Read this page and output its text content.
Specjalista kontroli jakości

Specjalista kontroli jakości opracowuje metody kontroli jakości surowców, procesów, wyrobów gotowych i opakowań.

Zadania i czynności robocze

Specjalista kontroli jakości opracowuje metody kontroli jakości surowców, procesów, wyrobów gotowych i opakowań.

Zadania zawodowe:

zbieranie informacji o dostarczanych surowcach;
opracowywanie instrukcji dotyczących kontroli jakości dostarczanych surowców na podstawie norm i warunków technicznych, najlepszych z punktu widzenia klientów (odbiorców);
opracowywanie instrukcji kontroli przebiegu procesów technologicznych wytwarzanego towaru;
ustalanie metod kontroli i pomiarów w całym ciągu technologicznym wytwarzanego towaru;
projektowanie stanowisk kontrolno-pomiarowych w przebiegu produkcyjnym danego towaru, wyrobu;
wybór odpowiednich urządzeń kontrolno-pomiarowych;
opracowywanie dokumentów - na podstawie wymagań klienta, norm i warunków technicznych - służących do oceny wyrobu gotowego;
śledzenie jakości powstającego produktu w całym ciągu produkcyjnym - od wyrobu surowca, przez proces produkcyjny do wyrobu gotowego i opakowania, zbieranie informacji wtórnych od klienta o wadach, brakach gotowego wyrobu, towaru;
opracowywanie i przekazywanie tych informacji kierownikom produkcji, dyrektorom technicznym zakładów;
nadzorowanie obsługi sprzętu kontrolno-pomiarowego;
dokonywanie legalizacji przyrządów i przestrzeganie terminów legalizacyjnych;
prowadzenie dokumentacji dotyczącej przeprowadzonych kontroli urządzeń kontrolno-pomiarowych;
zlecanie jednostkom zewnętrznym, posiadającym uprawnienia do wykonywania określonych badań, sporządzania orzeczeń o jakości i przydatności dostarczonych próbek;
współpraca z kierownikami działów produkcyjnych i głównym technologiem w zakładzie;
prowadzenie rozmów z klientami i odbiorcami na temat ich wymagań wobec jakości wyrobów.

★ ★ ★ ★

GIVEN PROBLEM | Go through the listing above and pull out each line containing the word "produkcyjnym".

COMPLETE OUTPUT |
projektowanie stanowisk kontrolno-pomiarowych w przebiegu produkcyjnym danego towaru, wyrobu;
śledzenie jakości powstającego produktu w całym ciągu produkcyjnym - od wyrobu surowca, przez proces produkcyjny do wyrobu gotowego i opakowania, zbieranie informacji wtórnych od klienta o wadach, brakach gotowego wyrobu, towaru;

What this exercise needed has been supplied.